## [Task details]
What lines of the data include the string "Xisi"? Copy them all.

(begin)

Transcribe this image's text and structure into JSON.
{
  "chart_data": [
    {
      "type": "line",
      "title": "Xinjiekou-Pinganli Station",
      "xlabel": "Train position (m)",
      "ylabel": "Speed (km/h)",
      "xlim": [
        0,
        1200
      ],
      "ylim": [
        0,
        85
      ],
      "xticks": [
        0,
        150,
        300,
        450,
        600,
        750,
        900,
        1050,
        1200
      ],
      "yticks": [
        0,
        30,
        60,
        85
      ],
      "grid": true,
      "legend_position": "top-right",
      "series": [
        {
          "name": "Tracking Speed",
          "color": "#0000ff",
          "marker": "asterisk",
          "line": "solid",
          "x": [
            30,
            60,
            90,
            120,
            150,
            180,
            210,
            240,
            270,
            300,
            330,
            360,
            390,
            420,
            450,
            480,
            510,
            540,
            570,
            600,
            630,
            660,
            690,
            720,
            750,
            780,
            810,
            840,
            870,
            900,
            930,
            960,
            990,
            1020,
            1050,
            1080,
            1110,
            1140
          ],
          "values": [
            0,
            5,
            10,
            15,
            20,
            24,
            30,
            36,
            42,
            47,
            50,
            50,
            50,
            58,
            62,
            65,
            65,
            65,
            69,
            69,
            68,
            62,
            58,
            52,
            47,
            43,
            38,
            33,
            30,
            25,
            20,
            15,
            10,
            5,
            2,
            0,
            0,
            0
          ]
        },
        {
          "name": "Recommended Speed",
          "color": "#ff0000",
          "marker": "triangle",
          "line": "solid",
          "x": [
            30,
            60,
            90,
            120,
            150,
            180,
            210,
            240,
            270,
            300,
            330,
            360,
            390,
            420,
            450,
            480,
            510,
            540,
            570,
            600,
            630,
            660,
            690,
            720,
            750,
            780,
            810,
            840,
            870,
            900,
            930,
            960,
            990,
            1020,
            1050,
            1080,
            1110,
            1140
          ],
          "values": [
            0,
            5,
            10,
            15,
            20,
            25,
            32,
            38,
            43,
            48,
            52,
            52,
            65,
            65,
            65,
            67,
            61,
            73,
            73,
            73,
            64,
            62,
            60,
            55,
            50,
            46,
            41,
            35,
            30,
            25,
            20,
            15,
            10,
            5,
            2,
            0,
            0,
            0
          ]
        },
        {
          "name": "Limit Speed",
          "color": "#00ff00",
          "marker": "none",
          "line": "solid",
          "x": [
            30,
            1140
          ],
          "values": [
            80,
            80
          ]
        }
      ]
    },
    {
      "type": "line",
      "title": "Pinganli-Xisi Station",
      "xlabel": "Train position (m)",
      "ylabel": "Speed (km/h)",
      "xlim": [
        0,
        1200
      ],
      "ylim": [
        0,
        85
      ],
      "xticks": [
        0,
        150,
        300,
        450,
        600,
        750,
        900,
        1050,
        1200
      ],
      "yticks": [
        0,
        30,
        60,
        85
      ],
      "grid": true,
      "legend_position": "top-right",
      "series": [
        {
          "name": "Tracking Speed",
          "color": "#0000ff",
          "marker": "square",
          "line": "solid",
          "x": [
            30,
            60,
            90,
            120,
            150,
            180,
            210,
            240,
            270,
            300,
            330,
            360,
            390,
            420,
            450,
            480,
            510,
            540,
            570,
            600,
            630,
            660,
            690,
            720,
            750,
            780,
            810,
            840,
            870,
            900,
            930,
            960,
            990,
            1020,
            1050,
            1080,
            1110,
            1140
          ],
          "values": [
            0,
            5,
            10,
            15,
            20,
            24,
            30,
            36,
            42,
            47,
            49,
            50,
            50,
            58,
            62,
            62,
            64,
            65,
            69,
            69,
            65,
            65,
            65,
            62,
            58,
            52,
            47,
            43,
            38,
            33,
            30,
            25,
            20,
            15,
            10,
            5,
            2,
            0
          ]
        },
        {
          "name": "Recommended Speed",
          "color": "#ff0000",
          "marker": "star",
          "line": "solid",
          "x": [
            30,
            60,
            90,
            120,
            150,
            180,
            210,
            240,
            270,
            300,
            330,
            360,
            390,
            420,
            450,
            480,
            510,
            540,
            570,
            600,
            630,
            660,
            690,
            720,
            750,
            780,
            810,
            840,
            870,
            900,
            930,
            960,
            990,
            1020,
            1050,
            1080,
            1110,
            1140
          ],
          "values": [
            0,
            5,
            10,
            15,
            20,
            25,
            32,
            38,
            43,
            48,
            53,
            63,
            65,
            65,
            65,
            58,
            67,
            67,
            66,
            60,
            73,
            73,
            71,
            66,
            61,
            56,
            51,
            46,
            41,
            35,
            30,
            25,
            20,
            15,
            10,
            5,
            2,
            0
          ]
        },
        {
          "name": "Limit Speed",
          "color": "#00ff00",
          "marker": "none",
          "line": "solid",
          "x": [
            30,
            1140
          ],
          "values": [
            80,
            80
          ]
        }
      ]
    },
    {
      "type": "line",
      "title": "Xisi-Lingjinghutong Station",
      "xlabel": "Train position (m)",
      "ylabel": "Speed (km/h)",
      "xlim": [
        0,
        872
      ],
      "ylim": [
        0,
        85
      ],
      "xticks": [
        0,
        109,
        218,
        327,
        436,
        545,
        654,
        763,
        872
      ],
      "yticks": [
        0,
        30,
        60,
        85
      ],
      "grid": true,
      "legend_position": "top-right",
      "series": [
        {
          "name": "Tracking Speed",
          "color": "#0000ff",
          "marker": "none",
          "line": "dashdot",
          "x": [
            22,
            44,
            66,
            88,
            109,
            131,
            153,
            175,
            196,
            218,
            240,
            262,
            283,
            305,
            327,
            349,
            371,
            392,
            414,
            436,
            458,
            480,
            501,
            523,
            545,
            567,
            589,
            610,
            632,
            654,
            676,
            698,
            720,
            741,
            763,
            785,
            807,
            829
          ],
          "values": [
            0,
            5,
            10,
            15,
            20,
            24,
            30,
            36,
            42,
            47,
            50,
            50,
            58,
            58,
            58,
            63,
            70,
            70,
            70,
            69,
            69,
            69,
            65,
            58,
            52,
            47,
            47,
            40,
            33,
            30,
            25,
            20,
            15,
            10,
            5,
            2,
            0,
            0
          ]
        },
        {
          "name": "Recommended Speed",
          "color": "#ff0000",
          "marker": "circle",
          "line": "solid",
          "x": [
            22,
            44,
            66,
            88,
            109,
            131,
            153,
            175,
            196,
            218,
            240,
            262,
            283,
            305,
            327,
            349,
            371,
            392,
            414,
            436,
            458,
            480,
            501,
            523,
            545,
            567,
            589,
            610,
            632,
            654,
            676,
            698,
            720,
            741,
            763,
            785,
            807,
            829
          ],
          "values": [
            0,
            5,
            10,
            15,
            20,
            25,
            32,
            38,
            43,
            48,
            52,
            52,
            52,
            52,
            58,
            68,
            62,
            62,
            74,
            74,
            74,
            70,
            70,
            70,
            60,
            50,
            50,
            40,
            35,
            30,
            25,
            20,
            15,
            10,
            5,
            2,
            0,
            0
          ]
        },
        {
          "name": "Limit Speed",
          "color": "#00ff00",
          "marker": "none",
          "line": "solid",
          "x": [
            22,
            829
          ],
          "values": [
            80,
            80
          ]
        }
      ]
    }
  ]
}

(end)
(begin)

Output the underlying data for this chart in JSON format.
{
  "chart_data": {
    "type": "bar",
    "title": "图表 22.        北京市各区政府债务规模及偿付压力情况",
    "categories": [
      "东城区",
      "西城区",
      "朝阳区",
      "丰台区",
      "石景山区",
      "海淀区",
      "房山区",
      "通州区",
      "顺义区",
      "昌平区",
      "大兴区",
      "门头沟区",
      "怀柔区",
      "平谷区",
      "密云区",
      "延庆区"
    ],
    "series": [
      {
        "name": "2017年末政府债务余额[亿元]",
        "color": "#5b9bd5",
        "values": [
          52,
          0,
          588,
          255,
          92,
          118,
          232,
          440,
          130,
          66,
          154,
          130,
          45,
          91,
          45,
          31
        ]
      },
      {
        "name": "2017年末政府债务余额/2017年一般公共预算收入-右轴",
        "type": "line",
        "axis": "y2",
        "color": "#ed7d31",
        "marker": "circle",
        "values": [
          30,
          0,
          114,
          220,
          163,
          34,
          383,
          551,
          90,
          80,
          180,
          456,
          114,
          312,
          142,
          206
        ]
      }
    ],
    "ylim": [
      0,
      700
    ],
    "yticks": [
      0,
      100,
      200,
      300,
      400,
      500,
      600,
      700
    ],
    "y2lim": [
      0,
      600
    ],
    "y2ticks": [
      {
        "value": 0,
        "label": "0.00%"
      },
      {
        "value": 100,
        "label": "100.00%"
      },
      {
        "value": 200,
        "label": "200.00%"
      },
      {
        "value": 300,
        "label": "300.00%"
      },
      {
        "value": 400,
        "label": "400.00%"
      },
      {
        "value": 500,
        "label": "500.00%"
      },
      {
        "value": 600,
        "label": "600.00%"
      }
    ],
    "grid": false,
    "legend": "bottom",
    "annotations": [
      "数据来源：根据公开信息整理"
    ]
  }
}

(end)
(begin)

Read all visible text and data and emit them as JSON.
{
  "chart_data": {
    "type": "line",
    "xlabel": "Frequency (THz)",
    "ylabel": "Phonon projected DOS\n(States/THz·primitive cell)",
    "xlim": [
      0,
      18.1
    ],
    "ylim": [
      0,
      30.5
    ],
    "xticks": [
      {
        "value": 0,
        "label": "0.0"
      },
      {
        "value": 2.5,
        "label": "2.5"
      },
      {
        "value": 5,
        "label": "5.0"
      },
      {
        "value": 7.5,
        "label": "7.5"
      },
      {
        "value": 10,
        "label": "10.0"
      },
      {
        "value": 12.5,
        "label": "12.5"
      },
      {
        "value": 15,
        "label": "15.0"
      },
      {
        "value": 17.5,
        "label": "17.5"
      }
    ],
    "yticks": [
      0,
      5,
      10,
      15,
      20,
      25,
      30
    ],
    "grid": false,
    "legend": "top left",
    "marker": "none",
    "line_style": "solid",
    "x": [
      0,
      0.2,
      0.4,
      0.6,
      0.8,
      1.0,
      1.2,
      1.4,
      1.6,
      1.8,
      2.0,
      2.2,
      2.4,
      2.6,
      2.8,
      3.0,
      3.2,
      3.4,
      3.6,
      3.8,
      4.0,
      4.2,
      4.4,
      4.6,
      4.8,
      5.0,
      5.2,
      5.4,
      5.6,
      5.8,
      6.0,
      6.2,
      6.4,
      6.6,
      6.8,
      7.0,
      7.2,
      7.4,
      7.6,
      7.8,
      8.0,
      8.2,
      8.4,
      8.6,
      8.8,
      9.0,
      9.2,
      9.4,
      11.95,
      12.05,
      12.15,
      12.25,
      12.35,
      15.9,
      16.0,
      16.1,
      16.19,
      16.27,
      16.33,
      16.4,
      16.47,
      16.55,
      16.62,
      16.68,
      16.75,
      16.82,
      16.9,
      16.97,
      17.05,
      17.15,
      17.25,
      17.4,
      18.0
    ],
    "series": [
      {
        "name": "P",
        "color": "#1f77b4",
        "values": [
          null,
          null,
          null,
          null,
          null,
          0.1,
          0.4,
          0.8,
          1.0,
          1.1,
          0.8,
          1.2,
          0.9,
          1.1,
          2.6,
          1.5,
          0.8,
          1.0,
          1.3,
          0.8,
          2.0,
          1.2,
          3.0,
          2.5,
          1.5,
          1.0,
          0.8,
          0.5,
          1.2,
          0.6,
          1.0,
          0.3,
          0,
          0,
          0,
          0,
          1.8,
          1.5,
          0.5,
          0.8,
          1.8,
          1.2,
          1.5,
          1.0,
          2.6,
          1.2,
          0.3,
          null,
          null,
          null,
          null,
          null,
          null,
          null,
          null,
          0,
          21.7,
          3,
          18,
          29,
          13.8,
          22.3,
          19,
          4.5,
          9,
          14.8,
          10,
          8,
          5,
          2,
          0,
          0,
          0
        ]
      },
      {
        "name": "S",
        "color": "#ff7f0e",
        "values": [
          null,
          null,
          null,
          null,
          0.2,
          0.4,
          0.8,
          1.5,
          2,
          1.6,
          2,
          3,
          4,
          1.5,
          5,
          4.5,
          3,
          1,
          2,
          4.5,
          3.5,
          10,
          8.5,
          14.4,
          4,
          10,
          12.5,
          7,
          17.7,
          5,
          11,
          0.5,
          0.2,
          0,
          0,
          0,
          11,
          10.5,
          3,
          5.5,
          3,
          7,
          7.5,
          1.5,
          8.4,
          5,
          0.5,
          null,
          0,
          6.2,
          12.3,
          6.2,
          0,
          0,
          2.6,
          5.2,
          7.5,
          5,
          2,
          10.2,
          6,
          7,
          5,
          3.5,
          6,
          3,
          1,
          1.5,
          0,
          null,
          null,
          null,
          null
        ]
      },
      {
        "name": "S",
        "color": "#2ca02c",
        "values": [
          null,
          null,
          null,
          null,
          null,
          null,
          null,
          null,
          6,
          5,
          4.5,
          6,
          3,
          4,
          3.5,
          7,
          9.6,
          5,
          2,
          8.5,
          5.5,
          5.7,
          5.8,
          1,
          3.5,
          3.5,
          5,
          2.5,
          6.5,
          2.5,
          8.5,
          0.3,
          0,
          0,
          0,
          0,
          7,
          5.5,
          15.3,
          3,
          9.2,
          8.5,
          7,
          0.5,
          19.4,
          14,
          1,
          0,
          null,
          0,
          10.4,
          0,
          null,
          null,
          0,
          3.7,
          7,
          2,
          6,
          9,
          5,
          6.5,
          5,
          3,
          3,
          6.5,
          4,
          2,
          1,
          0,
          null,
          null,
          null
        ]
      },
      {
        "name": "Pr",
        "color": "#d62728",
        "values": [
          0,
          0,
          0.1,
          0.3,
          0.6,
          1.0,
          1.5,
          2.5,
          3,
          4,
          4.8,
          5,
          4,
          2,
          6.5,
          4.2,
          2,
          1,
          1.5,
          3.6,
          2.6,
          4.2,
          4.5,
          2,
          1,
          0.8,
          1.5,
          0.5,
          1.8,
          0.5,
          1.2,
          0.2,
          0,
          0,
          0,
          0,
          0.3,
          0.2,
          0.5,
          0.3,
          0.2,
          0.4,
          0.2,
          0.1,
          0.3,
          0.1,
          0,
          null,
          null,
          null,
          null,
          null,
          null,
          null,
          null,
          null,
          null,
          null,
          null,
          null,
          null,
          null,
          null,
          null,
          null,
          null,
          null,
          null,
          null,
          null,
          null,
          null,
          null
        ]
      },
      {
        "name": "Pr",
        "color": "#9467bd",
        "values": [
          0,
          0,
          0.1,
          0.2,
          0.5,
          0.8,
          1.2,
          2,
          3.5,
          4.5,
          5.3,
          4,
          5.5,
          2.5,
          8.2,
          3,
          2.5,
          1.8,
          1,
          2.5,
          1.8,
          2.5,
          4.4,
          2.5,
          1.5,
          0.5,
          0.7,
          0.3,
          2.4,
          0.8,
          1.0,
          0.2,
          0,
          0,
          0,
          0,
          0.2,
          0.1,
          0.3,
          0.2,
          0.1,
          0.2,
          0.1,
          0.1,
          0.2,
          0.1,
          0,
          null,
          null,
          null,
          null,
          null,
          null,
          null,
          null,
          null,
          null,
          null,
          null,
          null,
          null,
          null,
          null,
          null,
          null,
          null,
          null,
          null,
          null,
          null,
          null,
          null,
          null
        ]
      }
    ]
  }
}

(end)

## [Output of the exercise]
      "title": "Pinganli-Xisi Station",
      "title": "Xisi-Lingjinghutong Station",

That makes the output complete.